▶ Data provided:

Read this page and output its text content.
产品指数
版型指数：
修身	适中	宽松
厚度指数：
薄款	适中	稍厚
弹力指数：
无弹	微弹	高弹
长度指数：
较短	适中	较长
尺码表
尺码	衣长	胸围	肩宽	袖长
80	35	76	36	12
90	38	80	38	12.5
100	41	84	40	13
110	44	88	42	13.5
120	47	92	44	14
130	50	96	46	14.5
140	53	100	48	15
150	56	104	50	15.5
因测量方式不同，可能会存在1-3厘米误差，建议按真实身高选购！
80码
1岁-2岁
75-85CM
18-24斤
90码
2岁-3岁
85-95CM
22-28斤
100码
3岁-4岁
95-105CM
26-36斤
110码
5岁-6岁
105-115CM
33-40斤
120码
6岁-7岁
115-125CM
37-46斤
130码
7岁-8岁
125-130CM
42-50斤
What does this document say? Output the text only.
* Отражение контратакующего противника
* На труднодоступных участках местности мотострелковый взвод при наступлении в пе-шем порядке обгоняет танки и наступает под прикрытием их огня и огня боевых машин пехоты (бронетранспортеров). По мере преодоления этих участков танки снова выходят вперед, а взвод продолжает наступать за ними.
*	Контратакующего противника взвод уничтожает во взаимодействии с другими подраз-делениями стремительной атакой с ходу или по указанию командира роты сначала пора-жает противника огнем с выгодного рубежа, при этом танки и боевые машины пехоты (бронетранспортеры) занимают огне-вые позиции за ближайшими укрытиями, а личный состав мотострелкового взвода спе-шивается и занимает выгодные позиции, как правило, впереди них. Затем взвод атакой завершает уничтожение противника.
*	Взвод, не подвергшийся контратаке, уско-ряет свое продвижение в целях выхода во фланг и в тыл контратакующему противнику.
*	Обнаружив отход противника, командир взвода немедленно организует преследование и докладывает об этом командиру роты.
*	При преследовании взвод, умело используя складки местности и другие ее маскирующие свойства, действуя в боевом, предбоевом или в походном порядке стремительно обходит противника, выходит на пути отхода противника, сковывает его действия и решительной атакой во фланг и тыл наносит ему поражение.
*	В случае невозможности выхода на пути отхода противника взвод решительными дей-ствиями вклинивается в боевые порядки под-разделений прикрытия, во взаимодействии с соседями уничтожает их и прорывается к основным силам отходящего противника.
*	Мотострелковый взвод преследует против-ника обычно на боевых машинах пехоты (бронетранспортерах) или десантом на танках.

▶ Your instructions: The lines above should be duplicated exactly.

▶ Exercise solution:
Read this page and output its text content.
产品指数
版型指数：
修身	适中	宽松
厚度指数：
薄款	适中	稍厚
弹力指数：
无弹	微弹	高弹
长度指数：
较短	适中	较长
尺码表
尺码	衣长	胸围	肩宽	袖长
80	35	76	36	12
90	38	80	38	12.5
100	41	84	40	13
110	44	88	42	13.5
120	47	92	44	14
130	50	96	46	14.5
140	53	100	48	15
150	56	104	50	15.5
因测量方式不同，可能会存在1-3厘米误差，建议按真实身高选购！
80码
1岁-2岁
75-85CM
18-24斤
90码
2岁-3岁
85-95CM
22-28斤
100码
3岁-4岁
95-105CM
26-36斤
110码
5岁-6岁
105-115CM
33-40斤
120码
6岁-7岁
115-125CM
37-46斤
130码
7岁-8岁
125-130CM
42-50斤
What does this document say? Output the text only.
* Отражение контратакующего противника
* На труднодоступных участках местности мотострелковый взвод при наступлении в пе-шем порядке обгоняет танки и наступает под прикрытием их огня и огня боевых машин пехоты (бронетранспортеров). По мере преодоления этих участков танки снова выходят вперед, а взвод продолжает наступать за ними.
*	Контратакующего противника взвод уничтожает во взаимодействии с другими подраз-делениями стремительной атакой с ходу или по указанию командира роты сначала пора-жает противника огнем с выгодного рубежа, при этом танки и боевые машины пехоты (бронетранспортеры) занимают огне-вые позиции за ближайшими укрытиями, а личный состав мотострелкового взвода спе-шивается и занимает выгодные позиции, как правило, впереди них. Затем взвод атакой завершает уничтожение противника.
*	Взвод, не подвергшийся контратаке, уско-ряет свое продвижение в целях выхода во фланг и в тыл контратакующему противнику.
*	Обнаружив отход противника, командир взвода немедленно организует преследование и докладывает об этом командиру роты.
*	При преследовании взвод, умело используя складки местности и другие ее маскирующие свойства, действуя в боевом, предбоевом или в походном порядке стремительно обходит противника, выходит на пути отхода противника, сковывает его действия и решительной атакой во фланг и тыл наносит ему поражение.
*	В случае невозможности выхода на пути отхода противника взвод решительными дей-ствиями вклинивается в боевые порядки под-разделений прикрытия, во взаимодействии с соседями уничтожает их и прорывается к основным силам отходящего противника.
*	Мотострелковый взвод преследует против-ника обычно на боевых машинах пехоты (бронетранспортерах) или десантом на танках.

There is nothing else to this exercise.